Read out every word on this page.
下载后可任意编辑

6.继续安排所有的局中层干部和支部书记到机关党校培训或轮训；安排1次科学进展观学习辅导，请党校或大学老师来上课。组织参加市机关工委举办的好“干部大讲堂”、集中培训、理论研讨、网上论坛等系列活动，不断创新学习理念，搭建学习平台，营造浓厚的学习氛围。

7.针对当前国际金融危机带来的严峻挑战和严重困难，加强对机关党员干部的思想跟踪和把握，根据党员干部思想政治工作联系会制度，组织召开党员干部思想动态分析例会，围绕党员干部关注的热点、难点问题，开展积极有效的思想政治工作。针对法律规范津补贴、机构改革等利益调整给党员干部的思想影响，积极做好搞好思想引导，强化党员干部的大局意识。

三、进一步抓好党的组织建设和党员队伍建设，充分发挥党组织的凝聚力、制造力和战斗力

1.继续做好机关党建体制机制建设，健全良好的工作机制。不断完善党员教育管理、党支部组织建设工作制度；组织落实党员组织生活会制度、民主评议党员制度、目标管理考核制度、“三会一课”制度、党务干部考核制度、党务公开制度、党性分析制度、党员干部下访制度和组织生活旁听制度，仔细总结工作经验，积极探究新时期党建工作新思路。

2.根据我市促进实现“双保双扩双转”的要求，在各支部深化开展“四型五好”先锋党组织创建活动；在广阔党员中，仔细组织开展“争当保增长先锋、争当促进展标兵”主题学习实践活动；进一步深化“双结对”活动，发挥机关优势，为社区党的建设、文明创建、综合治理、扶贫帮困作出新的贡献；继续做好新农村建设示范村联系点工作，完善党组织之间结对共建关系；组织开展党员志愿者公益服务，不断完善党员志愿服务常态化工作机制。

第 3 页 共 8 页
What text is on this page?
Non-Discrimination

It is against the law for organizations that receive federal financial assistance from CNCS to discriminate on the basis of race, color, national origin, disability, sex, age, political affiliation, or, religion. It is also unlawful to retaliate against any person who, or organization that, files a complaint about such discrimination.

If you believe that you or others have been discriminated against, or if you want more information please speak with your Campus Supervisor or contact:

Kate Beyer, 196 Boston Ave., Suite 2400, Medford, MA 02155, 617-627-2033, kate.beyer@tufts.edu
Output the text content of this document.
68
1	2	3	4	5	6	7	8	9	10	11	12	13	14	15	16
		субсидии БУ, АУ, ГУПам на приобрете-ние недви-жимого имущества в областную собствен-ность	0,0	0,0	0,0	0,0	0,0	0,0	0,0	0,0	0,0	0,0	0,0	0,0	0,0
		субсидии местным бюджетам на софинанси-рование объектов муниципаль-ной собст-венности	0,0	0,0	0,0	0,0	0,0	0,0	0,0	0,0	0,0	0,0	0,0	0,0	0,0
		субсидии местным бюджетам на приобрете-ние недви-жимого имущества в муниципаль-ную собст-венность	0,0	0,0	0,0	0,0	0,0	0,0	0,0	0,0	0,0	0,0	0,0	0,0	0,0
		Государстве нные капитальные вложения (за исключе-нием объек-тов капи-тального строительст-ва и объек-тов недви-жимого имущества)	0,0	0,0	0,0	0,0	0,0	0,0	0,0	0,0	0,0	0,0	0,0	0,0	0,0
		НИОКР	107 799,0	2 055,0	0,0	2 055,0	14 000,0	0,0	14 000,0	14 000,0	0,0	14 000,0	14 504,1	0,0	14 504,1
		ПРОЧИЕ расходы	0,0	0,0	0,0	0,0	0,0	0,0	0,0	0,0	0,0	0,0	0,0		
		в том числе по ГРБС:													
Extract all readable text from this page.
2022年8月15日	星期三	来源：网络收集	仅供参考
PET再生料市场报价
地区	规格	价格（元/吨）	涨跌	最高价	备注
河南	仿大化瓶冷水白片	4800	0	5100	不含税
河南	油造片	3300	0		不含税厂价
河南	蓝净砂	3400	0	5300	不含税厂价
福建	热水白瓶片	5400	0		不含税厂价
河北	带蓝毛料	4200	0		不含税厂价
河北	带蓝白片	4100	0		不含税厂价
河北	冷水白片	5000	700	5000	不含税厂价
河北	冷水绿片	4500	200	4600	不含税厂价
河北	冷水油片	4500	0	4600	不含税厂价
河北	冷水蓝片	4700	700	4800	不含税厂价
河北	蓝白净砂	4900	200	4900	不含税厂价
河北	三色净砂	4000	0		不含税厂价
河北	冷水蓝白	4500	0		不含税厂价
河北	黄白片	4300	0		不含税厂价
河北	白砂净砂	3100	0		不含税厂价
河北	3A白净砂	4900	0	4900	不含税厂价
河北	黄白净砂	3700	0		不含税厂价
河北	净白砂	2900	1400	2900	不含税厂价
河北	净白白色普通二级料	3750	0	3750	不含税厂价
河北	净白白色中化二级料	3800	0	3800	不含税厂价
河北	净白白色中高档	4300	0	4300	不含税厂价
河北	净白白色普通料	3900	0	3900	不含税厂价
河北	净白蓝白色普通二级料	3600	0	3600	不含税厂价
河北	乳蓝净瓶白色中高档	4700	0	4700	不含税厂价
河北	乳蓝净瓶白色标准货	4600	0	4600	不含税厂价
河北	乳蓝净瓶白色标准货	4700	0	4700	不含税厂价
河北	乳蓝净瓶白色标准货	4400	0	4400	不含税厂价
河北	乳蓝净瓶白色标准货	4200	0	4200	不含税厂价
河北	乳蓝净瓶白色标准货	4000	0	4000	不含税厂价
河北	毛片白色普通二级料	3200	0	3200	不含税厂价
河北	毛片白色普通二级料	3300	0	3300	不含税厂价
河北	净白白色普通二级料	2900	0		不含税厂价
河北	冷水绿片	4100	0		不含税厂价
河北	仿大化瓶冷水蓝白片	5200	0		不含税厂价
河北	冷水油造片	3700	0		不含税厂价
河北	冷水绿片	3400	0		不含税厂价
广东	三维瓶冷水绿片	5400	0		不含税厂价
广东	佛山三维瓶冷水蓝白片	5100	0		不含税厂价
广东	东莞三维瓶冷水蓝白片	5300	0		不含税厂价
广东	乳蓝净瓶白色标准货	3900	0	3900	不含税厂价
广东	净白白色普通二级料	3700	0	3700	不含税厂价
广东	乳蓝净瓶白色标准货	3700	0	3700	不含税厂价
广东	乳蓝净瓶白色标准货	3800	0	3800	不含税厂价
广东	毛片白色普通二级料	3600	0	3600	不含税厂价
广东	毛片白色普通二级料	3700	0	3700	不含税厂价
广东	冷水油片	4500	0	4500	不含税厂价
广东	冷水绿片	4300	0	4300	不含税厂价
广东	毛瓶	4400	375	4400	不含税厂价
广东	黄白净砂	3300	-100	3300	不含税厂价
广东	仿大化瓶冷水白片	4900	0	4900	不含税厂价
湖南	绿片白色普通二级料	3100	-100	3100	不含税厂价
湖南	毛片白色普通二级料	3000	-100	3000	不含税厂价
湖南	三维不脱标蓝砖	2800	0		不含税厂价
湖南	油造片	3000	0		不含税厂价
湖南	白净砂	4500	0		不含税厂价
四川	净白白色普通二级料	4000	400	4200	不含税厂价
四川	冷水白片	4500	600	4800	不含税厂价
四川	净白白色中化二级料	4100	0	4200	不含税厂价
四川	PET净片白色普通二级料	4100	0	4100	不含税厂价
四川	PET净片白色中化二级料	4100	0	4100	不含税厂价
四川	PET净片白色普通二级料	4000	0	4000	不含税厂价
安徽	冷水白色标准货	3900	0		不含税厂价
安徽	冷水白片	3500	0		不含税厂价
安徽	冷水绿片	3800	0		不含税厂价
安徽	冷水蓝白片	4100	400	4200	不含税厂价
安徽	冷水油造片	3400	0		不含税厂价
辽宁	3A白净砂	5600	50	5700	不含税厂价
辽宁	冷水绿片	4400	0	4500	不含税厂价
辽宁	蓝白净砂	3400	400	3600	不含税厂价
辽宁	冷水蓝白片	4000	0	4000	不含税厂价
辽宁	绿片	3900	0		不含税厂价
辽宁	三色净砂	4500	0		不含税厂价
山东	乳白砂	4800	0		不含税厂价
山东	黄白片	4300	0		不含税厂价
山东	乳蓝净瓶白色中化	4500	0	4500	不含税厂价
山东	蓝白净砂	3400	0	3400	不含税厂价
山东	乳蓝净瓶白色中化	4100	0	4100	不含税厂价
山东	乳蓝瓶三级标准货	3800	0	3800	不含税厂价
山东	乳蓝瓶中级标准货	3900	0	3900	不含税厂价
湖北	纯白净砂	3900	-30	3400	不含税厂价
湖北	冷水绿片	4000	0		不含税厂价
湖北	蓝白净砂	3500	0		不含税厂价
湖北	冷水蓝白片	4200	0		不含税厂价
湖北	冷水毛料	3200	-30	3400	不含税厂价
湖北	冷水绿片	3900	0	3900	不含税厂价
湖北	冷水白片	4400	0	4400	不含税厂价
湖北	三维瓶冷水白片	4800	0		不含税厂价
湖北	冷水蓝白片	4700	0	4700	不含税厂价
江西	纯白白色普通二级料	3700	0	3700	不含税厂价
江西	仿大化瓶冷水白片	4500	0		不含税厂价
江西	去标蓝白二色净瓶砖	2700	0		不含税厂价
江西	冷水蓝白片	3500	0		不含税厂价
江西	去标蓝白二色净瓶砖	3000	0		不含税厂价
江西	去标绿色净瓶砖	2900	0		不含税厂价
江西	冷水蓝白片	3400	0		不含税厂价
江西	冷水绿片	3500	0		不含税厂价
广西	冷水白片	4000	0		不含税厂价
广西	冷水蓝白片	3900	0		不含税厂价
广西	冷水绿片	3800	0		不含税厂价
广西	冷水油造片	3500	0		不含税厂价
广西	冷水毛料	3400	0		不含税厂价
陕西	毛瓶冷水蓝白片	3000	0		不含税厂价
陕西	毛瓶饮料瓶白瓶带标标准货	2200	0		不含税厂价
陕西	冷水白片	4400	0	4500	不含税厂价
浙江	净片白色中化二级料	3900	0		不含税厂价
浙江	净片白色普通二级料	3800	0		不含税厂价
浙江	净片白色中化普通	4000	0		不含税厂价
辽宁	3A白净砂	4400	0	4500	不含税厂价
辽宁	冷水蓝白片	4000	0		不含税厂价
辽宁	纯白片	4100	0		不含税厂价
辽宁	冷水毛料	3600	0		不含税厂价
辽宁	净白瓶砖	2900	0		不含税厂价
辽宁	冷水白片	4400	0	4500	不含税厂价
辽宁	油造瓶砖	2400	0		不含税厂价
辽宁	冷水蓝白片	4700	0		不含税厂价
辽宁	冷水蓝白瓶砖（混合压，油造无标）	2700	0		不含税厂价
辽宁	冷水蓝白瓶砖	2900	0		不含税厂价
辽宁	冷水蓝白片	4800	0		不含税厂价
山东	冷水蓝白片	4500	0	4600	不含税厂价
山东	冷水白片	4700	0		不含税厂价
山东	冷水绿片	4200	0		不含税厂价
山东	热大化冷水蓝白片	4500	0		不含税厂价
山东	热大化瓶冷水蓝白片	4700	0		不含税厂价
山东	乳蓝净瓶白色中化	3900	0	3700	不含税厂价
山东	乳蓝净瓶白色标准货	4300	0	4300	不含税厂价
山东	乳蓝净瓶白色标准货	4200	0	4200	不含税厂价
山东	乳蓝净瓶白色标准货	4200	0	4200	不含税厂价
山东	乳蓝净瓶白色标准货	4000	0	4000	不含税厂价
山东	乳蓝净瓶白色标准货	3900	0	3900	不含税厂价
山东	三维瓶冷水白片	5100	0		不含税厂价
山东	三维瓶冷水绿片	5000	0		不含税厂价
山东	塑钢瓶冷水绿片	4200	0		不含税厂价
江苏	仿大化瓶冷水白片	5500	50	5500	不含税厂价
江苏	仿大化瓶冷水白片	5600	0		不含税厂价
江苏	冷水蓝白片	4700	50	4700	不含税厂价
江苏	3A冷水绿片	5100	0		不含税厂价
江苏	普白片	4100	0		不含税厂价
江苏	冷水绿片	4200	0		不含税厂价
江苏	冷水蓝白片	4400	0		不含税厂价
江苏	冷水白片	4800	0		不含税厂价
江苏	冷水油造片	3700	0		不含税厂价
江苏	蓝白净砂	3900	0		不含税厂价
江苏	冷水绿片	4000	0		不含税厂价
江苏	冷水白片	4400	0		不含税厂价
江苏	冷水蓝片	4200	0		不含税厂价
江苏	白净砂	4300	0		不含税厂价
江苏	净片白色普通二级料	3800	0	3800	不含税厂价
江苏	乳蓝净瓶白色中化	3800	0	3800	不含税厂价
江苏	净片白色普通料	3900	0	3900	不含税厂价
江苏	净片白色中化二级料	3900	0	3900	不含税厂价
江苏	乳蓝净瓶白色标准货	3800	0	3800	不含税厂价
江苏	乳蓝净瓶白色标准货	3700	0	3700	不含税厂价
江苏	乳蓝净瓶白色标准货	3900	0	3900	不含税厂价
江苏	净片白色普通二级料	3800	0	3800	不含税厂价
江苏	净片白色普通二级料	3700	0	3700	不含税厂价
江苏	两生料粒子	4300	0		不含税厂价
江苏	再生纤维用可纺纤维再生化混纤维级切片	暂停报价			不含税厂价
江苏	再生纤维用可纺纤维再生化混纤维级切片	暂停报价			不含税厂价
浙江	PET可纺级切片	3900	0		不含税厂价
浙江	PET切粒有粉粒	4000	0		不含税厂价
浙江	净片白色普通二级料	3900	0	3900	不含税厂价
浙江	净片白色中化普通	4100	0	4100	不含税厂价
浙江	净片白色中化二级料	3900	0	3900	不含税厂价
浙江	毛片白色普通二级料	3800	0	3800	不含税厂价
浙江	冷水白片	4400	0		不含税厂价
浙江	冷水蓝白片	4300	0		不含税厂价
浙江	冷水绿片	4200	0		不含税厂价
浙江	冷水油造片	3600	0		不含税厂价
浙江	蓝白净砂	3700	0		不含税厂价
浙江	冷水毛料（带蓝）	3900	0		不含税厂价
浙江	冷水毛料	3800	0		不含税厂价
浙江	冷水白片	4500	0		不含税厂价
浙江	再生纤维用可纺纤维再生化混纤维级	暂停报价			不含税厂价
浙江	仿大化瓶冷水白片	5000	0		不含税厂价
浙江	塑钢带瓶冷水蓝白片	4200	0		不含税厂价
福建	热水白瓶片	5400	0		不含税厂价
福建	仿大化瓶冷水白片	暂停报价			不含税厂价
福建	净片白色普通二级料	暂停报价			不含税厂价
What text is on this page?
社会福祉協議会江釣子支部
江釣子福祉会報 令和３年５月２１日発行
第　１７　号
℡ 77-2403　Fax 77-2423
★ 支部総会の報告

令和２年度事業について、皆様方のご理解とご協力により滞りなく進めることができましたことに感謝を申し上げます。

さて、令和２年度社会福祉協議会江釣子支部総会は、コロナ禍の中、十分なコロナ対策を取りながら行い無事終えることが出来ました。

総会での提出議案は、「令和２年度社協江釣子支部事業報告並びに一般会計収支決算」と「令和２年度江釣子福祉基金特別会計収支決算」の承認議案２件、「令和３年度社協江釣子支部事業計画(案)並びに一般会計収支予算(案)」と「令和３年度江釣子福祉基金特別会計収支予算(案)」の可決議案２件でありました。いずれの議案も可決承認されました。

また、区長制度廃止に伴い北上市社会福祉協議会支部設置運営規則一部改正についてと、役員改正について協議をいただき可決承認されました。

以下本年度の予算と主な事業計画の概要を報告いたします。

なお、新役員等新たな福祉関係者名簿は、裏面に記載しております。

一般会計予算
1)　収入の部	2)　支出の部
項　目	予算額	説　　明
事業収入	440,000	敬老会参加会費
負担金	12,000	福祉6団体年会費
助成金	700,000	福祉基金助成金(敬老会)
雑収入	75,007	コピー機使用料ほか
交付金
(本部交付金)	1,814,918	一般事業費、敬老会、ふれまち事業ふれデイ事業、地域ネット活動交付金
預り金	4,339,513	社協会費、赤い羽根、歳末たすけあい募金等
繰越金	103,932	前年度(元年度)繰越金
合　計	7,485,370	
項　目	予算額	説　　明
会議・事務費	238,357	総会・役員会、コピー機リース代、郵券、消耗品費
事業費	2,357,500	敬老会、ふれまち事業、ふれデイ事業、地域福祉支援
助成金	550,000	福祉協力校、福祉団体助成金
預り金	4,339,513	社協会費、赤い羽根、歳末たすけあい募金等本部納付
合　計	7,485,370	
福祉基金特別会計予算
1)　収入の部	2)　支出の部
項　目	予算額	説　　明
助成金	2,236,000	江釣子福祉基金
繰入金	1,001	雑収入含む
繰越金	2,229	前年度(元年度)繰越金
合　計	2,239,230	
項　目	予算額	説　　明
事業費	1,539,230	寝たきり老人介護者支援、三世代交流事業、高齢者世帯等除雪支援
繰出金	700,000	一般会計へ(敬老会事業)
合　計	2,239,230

* [Exercise]
Pull out every line of the entries that includes the word "冷水油造片".

* [Written solution]
河北	冷水油造片	3700	0		不含税厂价
安徽	冷水油造片	3400	0		不含税厂价
广西	冷水油造片	3500	0		不含税厂价
江苏	冷水油造片	3700	0		不含税厂价
浙江	冷水油造片	3600	0		不含税厂价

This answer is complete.